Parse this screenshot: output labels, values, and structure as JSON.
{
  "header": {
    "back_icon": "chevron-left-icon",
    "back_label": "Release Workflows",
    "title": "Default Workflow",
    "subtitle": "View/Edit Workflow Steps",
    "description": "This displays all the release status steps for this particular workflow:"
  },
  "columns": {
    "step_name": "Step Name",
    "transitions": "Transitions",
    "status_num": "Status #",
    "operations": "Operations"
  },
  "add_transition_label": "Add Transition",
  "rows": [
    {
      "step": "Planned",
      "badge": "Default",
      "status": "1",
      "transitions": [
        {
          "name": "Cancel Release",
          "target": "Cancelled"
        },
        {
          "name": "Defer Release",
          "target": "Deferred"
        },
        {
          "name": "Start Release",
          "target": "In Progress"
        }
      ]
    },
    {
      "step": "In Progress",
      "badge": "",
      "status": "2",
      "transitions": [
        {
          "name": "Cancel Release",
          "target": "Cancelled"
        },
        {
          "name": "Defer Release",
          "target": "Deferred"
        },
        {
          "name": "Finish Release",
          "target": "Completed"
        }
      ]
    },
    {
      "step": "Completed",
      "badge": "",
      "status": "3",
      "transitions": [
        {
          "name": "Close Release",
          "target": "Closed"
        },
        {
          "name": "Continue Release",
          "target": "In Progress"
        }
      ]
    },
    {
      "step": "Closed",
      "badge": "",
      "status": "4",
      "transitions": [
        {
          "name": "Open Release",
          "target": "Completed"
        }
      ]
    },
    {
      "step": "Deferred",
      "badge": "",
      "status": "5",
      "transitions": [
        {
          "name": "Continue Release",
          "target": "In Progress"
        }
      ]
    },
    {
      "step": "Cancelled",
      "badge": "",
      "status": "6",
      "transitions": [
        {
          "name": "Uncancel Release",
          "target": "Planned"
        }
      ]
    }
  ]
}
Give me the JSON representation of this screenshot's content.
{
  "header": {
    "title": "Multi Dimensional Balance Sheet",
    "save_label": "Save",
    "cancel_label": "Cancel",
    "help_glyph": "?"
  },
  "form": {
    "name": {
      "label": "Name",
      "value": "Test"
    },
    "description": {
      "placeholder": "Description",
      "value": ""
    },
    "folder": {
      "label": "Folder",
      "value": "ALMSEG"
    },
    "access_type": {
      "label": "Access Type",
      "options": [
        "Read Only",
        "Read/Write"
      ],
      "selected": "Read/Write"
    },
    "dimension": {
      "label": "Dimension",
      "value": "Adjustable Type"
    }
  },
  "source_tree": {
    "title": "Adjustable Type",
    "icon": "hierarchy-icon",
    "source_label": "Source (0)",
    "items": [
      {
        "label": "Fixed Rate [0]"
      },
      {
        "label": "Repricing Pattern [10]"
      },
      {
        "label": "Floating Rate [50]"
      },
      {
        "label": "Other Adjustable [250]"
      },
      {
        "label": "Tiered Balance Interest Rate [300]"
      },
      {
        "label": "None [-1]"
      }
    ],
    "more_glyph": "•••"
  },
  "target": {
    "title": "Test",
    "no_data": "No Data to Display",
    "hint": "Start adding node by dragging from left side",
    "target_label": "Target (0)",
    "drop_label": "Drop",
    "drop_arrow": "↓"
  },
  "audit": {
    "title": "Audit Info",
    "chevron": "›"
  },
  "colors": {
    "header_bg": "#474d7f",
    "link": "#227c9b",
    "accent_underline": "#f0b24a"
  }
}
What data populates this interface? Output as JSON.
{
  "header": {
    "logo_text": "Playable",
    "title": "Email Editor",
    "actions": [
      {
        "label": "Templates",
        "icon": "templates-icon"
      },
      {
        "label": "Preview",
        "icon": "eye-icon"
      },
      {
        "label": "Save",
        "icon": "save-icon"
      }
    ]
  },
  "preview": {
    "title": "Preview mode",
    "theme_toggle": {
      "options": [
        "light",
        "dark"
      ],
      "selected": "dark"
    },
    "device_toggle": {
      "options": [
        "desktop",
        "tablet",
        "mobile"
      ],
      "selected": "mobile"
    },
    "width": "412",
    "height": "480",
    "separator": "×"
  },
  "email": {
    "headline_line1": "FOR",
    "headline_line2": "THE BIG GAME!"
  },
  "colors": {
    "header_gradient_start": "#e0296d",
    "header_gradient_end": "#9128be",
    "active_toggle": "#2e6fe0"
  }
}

-- Your task --
From the listing above, extract all records word for word.

-- Exercise response --
Parse this screenshot: output labels, values, and structure as JSON.
{
  "header": {
    "back_icon": "chevron-left-icon",
    "back_label": "Release Workflows",
    "title": "Default Workflow",
    "subtitle": "View/Edit Workflow Steps",
    "description": "This displays all the release status steps for this particular workflow:"
  },
  "columns": {
    "step_name": "Step Name",
    "transitions": "Transitions",
    "status_num": "Status #",
    "operations": "Operations"
  },
  "add_transition_label": "Add Transition",
  "rows": [
    {
      "step": "Planned",
      "badge": "Default",
      "status": "1",
      "transitions": [
        {
          "name": "Cancel Release",
          "target": "Cancelled"
        },
        {
          "name": "Defer Release",
          "target": "Deferred"
        },
        {
          "name": "Start Release",
          "target": "In Progress"
        }
      ]
    },
    {
      "step": "In Progress",
      "badge": "",
      "status": "2",
      "transitions": [
        {
          "name": "Cancel Release",
          "target": "Cancelled"
        },
        {
          "name": "Defer Release",
          "target": "Deferred"
        },
        {
          "name": "Finish Release",
          "target": "Completed"
        }
      ]
    },
    {
      "step": "Completed",
      "badge": "",
      "status": "3",
      "transitions": [
        {
          "name": "Close Release",
          "target": "Closed"
        },
        {
          "name": "Continue Release",
          "target": "In Progress"
        }
      ]
    },
    {
      "step": "Closed",
      "badge": "",
      "status": "4",
      "transitions": [
        {
          "name": "Open Release",
          "target": "Completed"
        }
      ]
    },
    {
      "step": "Deferred",
      "badge": "",
      "status": "5",
      "transitions": [
        {
          "name": "Continue Release",
          "target": "In Progress"
        }
      ]
    },
    {
      "step": "Cancelled",
      "badge": "",
      "status": "6",
      "transitions": [
        {
          "name": "Uncancel Release",
          "target": "Planned"
        }
      ]
    }
  ]
}
Give me the JSON representation of this screenshot's content.
{
  "header": {
    "title": "Multi Dimensional Balance Sheet",
    "save_label": "Save",
    "cancel_label": "Cancel",
    "help_glyph": "?"
  },
  "form": {
    "name": {
      "label": "Name",
      "value": "Test"
    },
    "description": {
      "placeholder": "Description",
      "value": ""
    },
    "folder": {
      "label": "Folder",
      "value": "ALMSEG"
    },
    "access_type": {
      "label": "Access Type",
      "options": [
        "Read Only",
        "Read/Write"
      ],
      "selected": "Read/Write"
    },
    "dimension": {
      "label": "Dimension",
      "value": "Adjustable Type"
    }
  },
  "source_tree": {
    "title": "Adjustable Type",
    "icon": "hierarchy-icon",
    "source_label": "Source (0)",
    "items": [
      {
        "label": "Fixed Rate [0]"
      },
      {
        "label": "Repricing Pattern [10]"
      },
      {
        "label": "Floating Rate [50]"
      },
      {
        "label": "Other Adjustable [250]"
      },
      {
        "label": "Tiered Balance Interest Rate [300]"
      },
      {
        "label": "None [-1]"
      }
    ],
    "more_glyph": "•••"
  },
  "target": {
    "title": "Test",
    "no_data": "No Data to Display",
    "hint": "Start adding node by dragging from left side",
    "target_label": "Target (0)",
    "drop_label": "Drop",
    "drop_arrow": "↓"
  },
  "audit": {
    "title": "Audit Info",
    "chevron": "›"
  },
  "colors": {
    "header_bg": "#474d7f",
    "link": "#227c9b",
    "accent_underline": "#f0b24a"
  }
}
What data populates this interface? Output as JSON.
{
  "header": {
    "logo_text": "Playable",
    "title": "Email Editor",
    "actions": [
      {
        "label": "Templates",
        "icon": "templates-icon"
      },
      {
        "label": "Preview",
        "icon": "eye-icon"
      },
      {
        "label": "Save",
        "icon": "save-icon"
      }
    ]
  },
  "preview": {
    "title": "Preview mode",
    "theme_toggle": {
      "options": [
        "light",
        "dark"
      ],
      "selected": "dark"
    },
    "device_toggle": {
      "options": [
        "desktop",
        "tablet",
        "mobile"
      ],
      "selected": "mobile"
    },
    "width": "412",
    "height": "480",
    "separator": "×"
  },
  "email": {
    "headline_line1": "FOR",
    "headline_line2": "THE BIG GAME!"
  },
  "colors": {
    "header_gradient_start": "#e0296d",
    "header_gradient_end": "#9128be",
    "active_toggle": "#2e6fe0"
  }
}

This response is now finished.